(Source data)
───

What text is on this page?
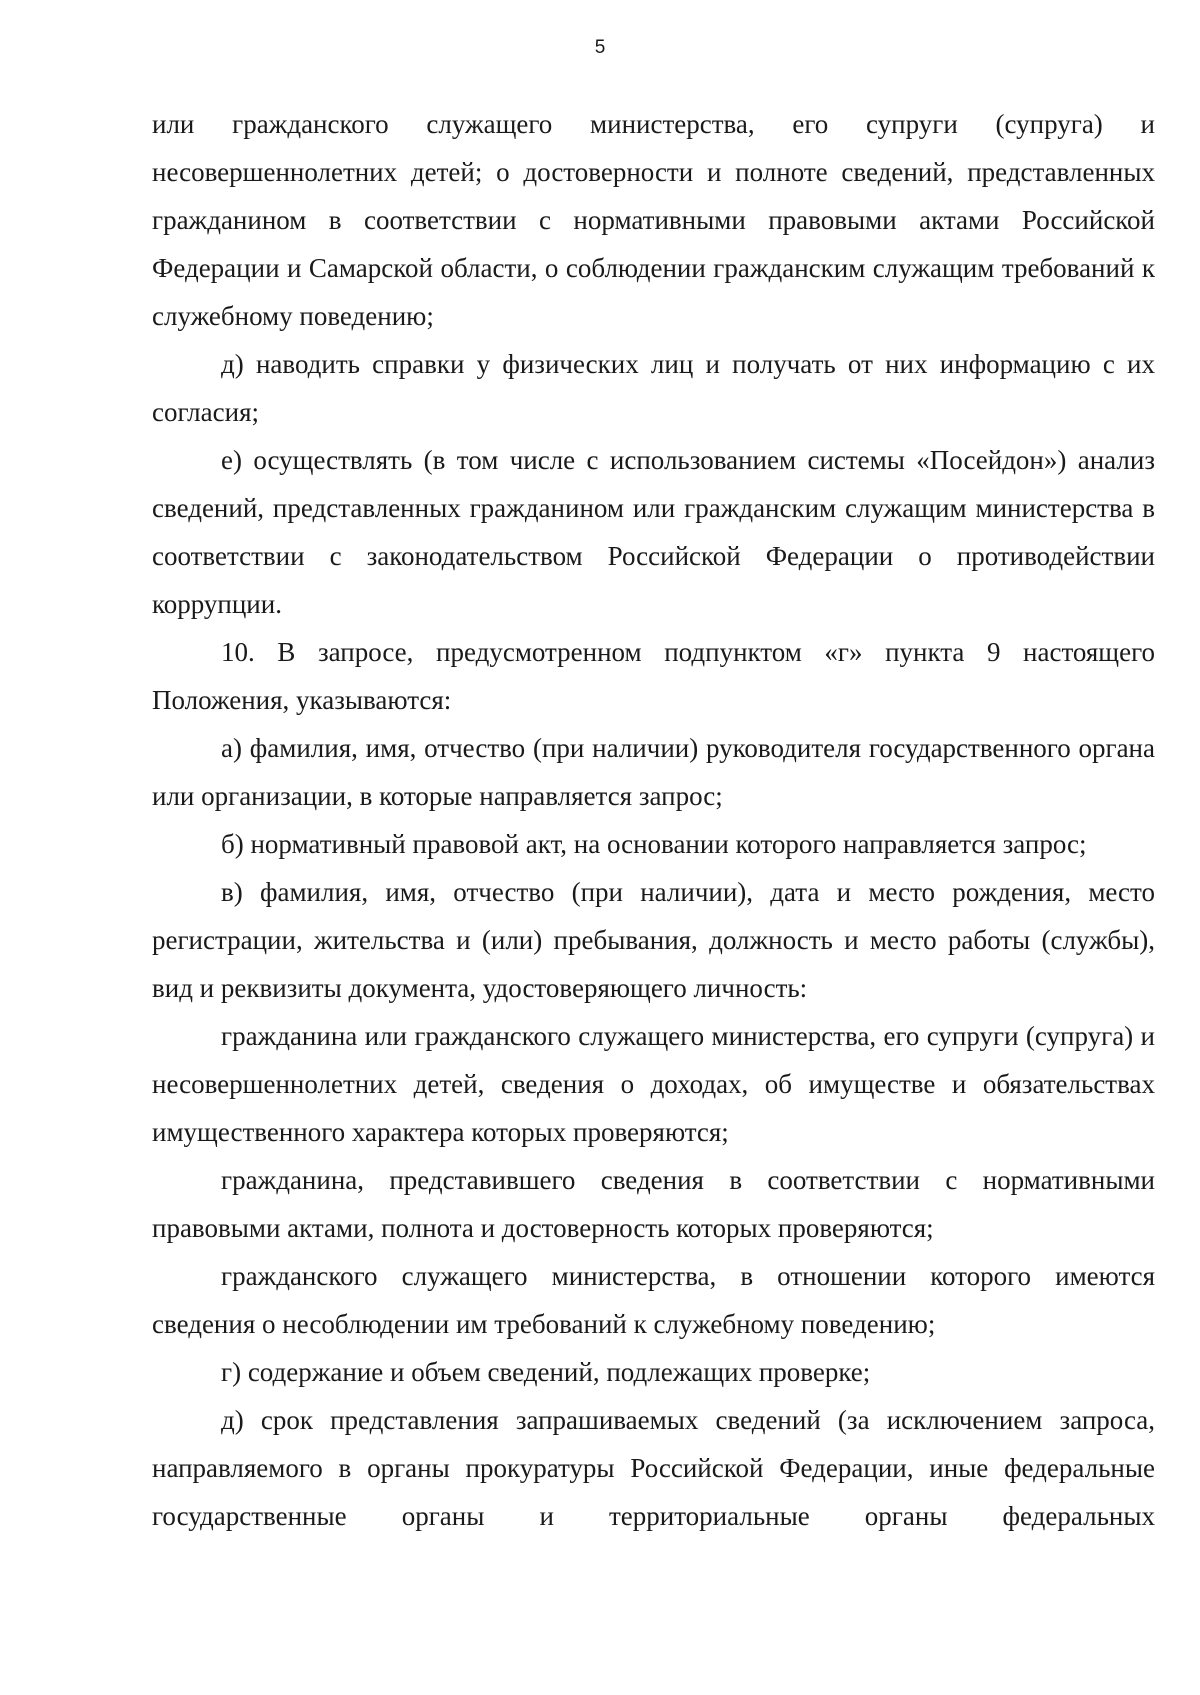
5

или гражданского служащего министерства, его супруги (супруга) и несовершеннолетних детей; о достоверности и полноте сведений, представленных гражданином в соответствии с нормативными правовыми актами Российской Федерации и Самарской области, о соблюдении гражданским служащим требований к служебному поведению;

д) наводить справки у физических лиц и получать от них информацию с их согласия;

е) осуществлять (в том числе с использованием системы «Посейдон») анализ сведений, представленных гражданином или гражданским служащим министерства в соответствии с законодательством Российской Федерации о противодействии коррупции.

10. В запросе, предусмотренном подпунктом «г» пункта 9 настоящего Положения, указываются:

а) фамилия, имя, отчество (при наличии) руководителя государственного органа или организации, в которые направляется запрос;

б) нормативный правовой акт, на основании которого направляется запрос;

в) фамилия, имя, отчество (при наличии), дата и место рождения, место регистрации, жительства и (или) пребывания, должность и место работы (службы), вид и реквизиты документа, удостоверяющего личность:

гражданина или гражданского служащего министерства, его супруги (супруга) и несовершеннолетних детей, сведения о доходах, об имуществе и обязательствах имущественного характера которых проверяются;

гражданина, представившего сведения в соответствии с нормативными правовыми актами, полнота и достоверность которых проверяются;

гражданского служащего министерства, в отношении которого имеются сведения о несоблюдении им требований к служебному поведению;

г) содержание и объем сведений, подлежащих проверке;

д) срок представления запрашиваемых сведений (за исключением запроса, направляемого в органы прокуратуры Российской Федерации, иные федеральные государственные органы и территориальные органы федеральных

───

__EXERCISE AIM__. Each entry shown above must be quoted exactly, with its pictures left out.

__RESULT OF THIS TASK__.
What text is on this page?
5

или гражданского служащего министерства, его супруги (супруга) и несовершеннолетних детей; о достоверности и полноте сведений, представленных гражданином в соответствии с нормативными правовыми актами Российской Федерации и Самарской области, о соблюдении гражданским служащим требований к служебному поведению;

д) наводить справки у физических лиц и получать от них информацию с их согласия;

е) осуществлять (в том числе с использованием системы «Посейдон») анализ сведений, представленных гражданином или гражданским служащим министерства в соответствии с законодательством Российской Федерации о противодействии коррупции.

10. В запросе, предусмотренном подпунктом «г» пункта 9 настоящего Положения, указываются:

а) фамилия, имя, отчество (при наличии) руководителя государственного органа или организации, в которые направляется запрос;

б) нормативный правовой акт, на основании которого направляется запрос;

в) фамилия, имя, отчество (при наличии), дата и место рождения, место регистрации, жительства и (или) пребывания, должность и место работы (службы), вид и реквизиты документа, удостоверяющего личность:

гражданина или гражданского служащего министерства, его супруги (супруга) и несовершеннолетних детей, сведения о доходах, об имуществе и обязательствах имущественного характера которых проверяются;

гражданина, представившего сведения в соответствии с нормативными правовыми актами, полнота и достоверность которых проверяются;

гражданского служащего министерства, в отношении которого имеются сведения о несоблюдении им требований к служебному поведению;

г) содержание и объем сведений, подлежащих проверке;

д) срок представления запрашиваемых сведений (за исключением запроса, направляемого в органы прокуратуры Российской Федерации, иные федеральные государственные органы и территориальные органы федеральных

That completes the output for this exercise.